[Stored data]
---

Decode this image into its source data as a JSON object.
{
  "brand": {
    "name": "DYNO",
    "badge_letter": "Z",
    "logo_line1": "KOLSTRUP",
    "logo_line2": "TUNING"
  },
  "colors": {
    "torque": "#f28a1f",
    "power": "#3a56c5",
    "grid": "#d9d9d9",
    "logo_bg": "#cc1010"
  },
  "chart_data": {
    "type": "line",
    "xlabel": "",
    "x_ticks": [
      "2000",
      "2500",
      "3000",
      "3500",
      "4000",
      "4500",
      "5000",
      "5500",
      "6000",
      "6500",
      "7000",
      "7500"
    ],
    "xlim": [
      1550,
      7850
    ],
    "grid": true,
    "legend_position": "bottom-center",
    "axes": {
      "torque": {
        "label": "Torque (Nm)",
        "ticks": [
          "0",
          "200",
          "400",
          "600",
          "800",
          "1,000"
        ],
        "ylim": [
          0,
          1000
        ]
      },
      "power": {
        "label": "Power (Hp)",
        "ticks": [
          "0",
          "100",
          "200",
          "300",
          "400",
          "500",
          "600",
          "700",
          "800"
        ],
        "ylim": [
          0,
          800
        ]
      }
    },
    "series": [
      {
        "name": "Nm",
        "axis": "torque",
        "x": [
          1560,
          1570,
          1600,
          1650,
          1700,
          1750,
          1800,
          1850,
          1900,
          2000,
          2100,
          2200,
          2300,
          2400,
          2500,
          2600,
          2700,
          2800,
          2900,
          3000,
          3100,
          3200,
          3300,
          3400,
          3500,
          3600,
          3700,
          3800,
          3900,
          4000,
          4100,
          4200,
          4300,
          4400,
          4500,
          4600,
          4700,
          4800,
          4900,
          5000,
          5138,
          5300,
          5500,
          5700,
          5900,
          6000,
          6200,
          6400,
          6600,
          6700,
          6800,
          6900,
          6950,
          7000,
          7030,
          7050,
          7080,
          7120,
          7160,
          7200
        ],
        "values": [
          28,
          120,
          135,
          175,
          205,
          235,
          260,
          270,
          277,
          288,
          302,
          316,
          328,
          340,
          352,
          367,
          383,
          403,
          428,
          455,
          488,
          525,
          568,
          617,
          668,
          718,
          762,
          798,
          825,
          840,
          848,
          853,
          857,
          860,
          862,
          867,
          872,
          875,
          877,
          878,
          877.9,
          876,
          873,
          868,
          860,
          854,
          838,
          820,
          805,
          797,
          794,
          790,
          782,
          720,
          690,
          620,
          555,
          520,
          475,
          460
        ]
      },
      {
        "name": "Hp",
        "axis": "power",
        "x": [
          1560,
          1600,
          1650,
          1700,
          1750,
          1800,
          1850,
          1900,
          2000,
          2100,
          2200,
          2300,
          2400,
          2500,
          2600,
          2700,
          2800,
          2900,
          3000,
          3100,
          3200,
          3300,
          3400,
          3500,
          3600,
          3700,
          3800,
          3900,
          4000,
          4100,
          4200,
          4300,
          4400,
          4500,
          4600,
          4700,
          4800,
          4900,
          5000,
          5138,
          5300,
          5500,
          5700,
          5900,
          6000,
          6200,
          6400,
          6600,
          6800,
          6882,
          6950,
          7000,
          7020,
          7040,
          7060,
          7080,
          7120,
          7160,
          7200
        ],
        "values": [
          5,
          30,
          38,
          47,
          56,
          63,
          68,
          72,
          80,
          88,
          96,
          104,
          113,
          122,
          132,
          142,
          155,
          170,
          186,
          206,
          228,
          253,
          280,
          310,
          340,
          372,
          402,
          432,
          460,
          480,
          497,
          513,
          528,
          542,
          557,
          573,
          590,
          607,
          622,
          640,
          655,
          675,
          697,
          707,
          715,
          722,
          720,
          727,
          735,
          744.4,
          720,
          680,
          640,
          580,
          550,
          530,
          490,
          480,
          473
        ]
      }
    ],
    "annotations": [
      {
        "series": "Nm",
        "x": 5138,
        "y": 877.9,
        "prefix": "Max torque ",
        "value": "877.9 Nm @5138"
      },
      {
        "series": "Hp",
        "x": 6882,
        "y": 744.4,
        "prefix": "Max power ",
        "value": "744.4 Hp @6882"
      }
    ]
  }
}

---

Instructions for the task: Each record above should be restated word for word.

The answer:
Decode this image into its source data as a JSON object.
{
  "brand": {
    "name": "DYNO",
    "badge_letter": "Z",
    "logo_line1": "KOLSTRUP",
    "logo_line2": "TUNING"
  },
  "colors": {
    "torque": "#f28a1f",
    "power": "#3a56c5",
    "grid": "#d9d9d9",
    "logo_bg": "#cc1010"
  },
  "chart_data": {
    "type": "line",
    "xlabel": "",
    "x_ticks": [
      "2000",
      "2500",
      "3000",
      "3500",
      "4000",
      "4500",
      "5000",
      "5500",
      "6000",
      "6500",
      "7000",
      "7500"
    ],
    "xlim": [
      1550,
      7850
    ],
    "grid": true,
    "legend_position": "bottom-center",
    "axes": {
      "torque": {
        "label": "Torque (Nm)",
        "ticks": [
          "0",
          "200",
          "400",
          "600",
          "800",
          "1,000"
        ],
        "ylim": [
          0,
          1000
        ]
      },
      "power": {
        "label": "Power (Hp)",
        "ticks": [
          "0",
          "100",
          "200",
          "300",
          "400",
          "500",
          "600",
          "700",
          "800"
        ],
        "ylim": [
          0,
          800
        ]
      }
    },
    "series": [
      {
        "name": "Nm",
        "axis": "torque",
        "x": [
          1560,
          1570,
          1600,
          1650,
          1700,
          1750,
          1800,
          1850,
          1900,
          2000,
          2100,
          2200,
          2300,
          2400,
          2500,
          2600,
          2700,
          2800,
          2900,
          3000,
          3100,
          3200,
          3300,
          3400,
          3500,
          3600,
          3700,
          3800,
          3900,
          4000,
          4100,
          4200,
          4300,
          4400,
          4500,
          4600,
          4700,
          4800,
          4900,
          5000,
          5138,
          5300,
          5500,
          5700,
          5900,
          6000,
          6200,
          6400,
          6600,
          6700,
          6800,
          6900,
          6950,
          7000,
          7030,
          7050,
          7080,
          7120,
          7160,
          7200
        ],
        "values": [
          28,
          120,
          135,
          175,
          205,
          235,
          260,
          270,
          277,
          288,
          302,
          316,
          328,
          340,
          352,
          367,
          383,
          403,
          428,
          455,
          488,
          525,
          568,
          617,
          668,
          718,
          762,
          798,
          825,
          840,
          848,
          853,
          857,
          860,
          862,
          867,
          872,
          875,
          877,
          878,
          877.9,
          876,
          873,
          868,
          860,
          854,
          838,
          820,
          805,
          797,
          794,
          790,
          782,
          720,
          690,
          620,
          555,
          520,
          475,
          460
        ]
      },
      {
        "name": "Hp",
        "axis": "power",
        "x": [
          1560,
          1600,
          1650,
          1700,
          1750,
          1800,
          1850,
          1900,
          2000,
          2100,
          2200,
          2300,
          2400,
          2500,
          2600,
          2700,
          2800,
          2900,
          3000,
          3100,
          3200,
          3300,
          3400,
          3500,
          3600,
          3700,
          3800,
          3900,
          4000,
          4100,
          4200,
          4300,
          4400,
          4500,
          4600,
          4700,
          4800,
          4900,
          5000,
          5138,
          5300,
          5500,
          5700,
          5900,
          6000,
          6200,
          6400,
          6600,
          6800,
          6882,
          6950,
          7000,
          7020,
          7040,
          7060,
          7080,
          7120,
          7160,
          7200
        ],
        "values": [
          5,
          30,
          38,
          47,
          56,
          63,
          68,
          72,
          80,
          88,
          96,
          104,
          113,
          122,
          132,
          142,
          155,
          170,
          186,
          206,
          228,
          253,
          280,
          310,
          340,
          372,
          402,
          432,
          460,
          480,
          497,
          513,
          528,
          542,
          557,
          573,
          590,
          607,
          622,
          640,
          655,
          675,
          697,
          707,
          715,
          722,
          720,
          727,
          735,
          744.4,
          720,
          680,
          640,
          580,
          550,
          530,
          490,
          480,
          473
        ]
      }
    ],
    "annotations": [
      {
        "series": "Nm",
        "x": 5138,
        "y": 877.9,
        "prefix": "Max torque ",
        "value": "877.9 Nm @5138"
      },
      {
        "series": "Hp",
        "x": 6882,
        "y": 744.4,
        "prefix": "Max power ",
        "value": "744.4 Hp @6882"
      }
    ]
  }
}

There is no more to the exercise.